* **Request**
Pick out each line of the records that includes the string "gäller", and copy it.

* **Records provided**
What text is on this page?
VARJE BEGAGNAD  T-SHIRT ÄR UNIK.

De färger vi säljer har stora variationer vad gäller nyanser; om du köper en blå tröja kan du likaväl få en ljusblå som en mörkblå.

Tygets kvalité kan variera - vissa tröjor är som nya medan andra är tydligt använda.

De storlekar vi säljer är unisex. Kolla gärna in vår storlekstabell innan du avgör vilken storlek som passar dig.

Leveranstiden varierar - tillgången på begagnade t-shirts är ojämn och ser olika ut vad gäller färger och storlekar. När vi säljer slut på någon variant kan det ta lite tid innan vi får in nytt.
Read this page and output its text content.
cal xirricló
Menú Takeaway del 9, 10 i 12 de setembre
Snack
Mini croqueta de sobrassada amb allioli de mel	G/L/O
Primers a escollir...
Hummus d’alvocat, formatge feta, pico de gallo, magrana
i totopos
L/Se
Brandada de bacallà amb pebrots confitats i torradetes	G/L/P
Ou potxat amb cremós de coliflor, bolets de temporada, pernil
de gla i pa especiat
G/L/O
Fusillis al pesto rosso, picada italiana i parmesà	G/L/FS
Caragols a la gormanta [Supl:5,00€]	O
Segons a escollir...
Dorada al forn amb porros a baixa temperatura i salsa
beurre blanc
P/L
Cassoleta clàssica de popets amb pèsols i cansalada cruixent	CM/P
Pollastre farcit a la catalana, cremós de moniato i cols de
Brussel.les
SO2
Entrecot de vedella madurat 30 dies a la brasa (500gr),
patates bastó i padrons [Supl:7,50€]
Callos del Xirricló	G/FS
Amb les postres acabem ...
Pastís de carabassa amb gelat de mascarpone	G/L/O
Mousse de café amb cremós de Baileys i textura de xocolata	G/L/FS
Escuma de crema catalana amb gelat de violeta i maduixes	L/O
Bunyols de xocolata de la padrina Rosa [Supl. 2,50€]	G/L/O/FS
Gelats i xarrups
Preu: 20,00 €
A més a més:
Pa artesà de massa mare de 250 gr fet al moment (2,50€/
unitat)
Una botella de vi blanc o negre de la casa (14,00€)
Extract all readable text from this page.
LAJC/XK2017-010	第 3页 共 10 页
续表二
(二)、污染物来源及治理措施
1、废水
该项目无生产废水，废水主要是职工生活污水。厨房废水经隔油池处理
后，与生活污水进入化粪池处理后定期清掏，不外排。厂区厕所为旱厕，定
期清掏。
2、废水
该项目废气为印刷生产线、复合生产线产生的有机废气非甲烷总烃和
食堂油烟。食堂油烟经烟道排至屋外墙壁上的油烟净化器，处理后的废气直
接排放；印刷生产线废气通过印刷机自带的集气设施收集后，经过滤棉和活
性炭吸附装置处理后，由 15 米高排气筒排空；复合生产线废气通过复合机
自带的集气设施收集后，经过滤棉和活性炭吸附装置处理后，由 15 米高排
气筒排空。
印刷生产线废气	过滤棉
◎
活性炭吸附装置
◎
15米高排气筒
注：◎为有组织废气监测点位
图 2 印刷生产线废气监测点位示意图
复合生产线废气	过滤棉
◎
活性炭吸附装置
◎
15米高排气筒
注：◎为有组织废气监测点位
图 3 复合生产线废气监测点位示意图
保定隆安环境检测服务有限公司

* **Solution to this problem**
De färger vi säljer har stora variationer vad gäller nyanser; om du köper en blå tröja kan du likaväl få en ljusblå som en mörkblå.
Leveranstiden varierar - tillgången på begagnade t-shirts är ojämn och ser olika ut vad gäller färger och storlekar. När vi säljer slut på någon variant kan det ta lite tid innan vi får in nytt.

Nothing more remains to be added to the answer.